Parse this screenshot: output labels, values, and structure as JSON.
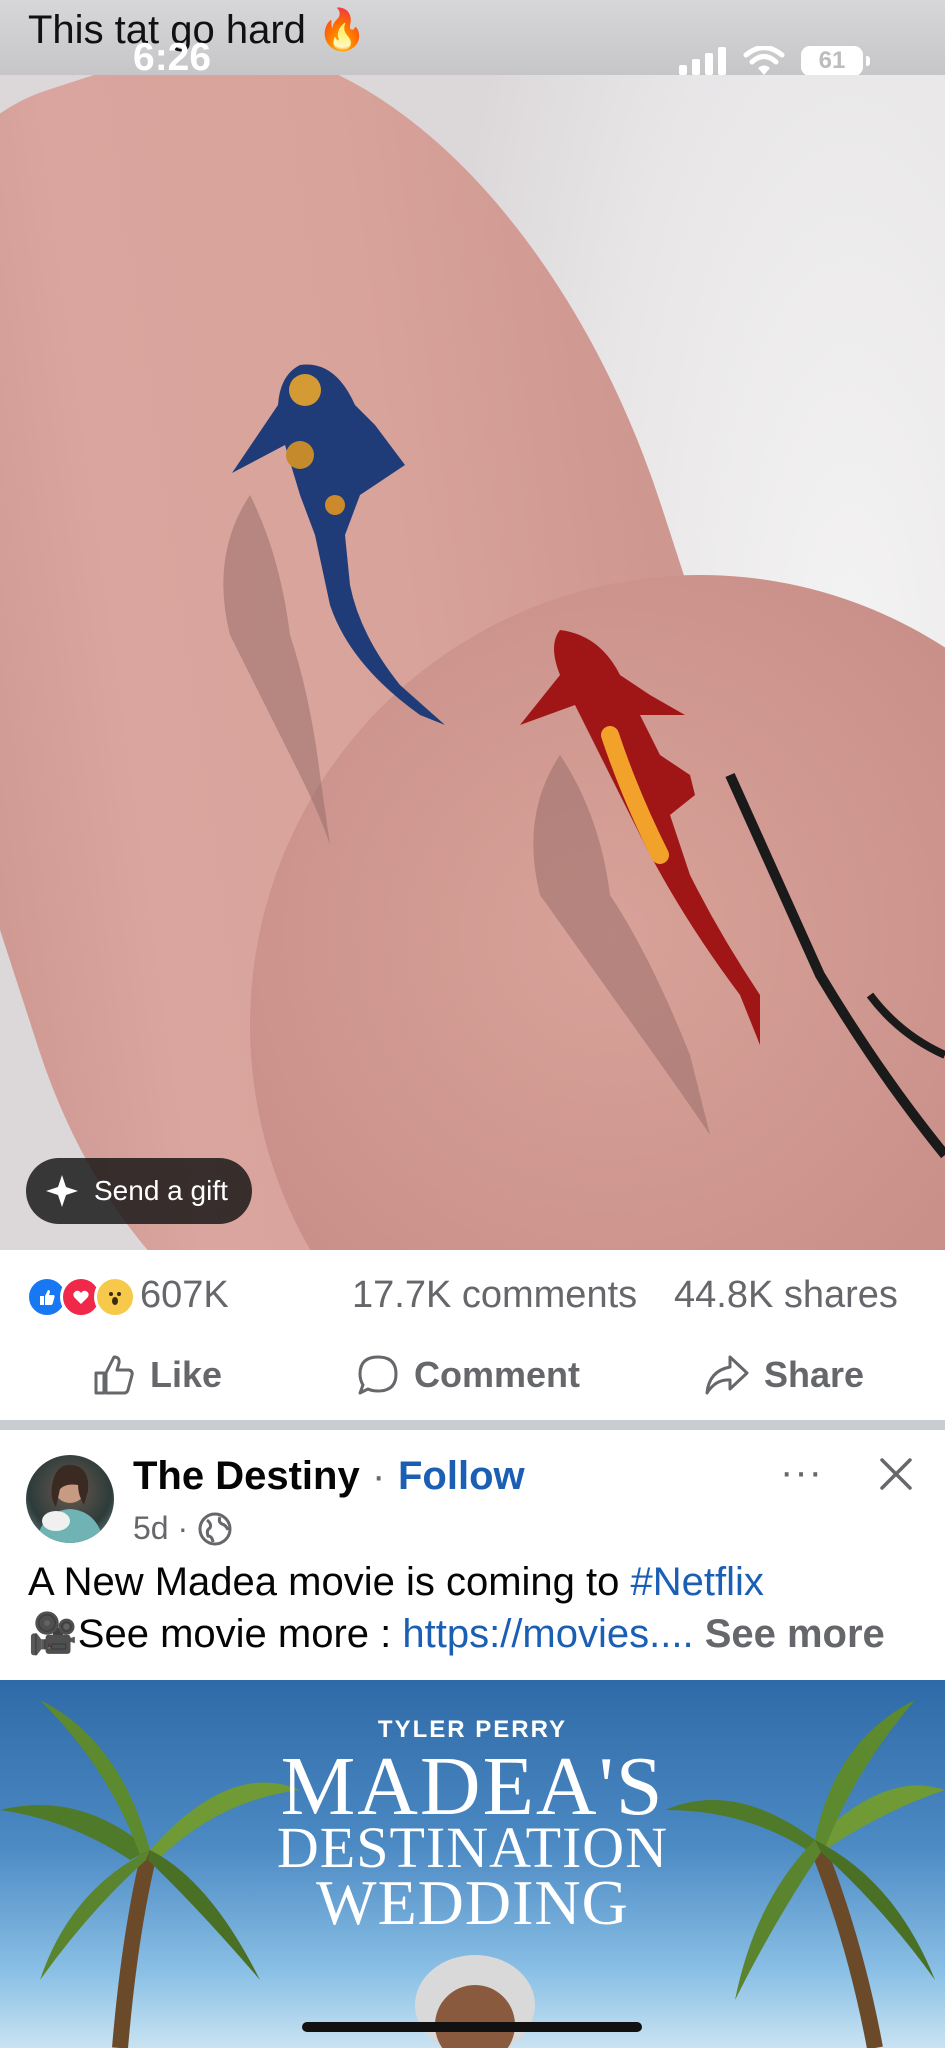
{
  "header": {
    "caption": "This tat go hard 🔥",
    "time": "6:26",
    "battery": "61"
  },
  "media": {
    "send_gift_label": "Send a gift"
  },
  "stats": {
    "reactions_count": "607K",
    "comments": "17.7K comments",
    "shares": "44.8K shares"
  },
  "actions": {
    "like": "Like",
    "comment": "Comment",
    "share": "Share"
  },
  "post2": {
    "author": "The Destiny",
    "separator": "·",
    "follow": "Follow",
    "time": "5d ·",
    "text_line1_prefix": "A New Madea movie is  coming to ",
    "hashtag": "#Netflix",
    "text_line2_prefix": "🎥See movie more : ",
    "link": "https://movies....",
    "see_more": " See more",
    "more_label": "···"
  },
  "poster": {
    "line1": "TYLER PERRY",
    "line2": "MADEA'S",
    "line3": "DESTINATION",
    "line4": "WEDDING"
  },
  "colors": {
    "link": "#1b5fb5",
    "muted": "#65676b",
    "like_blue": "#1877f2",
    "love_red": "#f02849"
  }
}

- _REQUIREMENT_:
In the copy, include all records verbatim but no images.

- _RESPONSE BELOW_:
Parse this screenshot: output labels, values, and structure as JSON.
{
  "header": {
    "caption": "This tat go hard 🔥",
    "time": "6:26",
    "battery": "61"
  },
  "media": {
    "send_gift_label": "Send a gift"
  },
  "stats": {
    "reactions_count": "607K",
    "comments": "17.7K comments",
    "shares": "44.8K shares"
  },
  "actions": {
    "like": "Like",
    "comment": "Comment",
    "share": "Share"
  },
  "post2": {
    "author": "The Destiny",
    "separator": "·",
    "follow": "Follow",
    "time": "5d ·",
    "text_line1_prefix": "A New Madea movie is  coming to ",
    "hashtag": "#Netflix",
    "text_line2_prefix": "🎥See movie more : ",
    "link": "https://movies....",
    "see_more": " See more",
    "more_label": "···"
  },
  "poster": {
    "line1": "TYLER PERRY",
    "line2": "MADEA'S",
    "line3": "DESTINATION",
    "line4": "WEDDING"
  },
  "colors": {
    "link": "#1b5fb5",
    "muted": "#65676b",
    "like_blue": "#1877f2",
    "love_red": "#f02849"
  }
}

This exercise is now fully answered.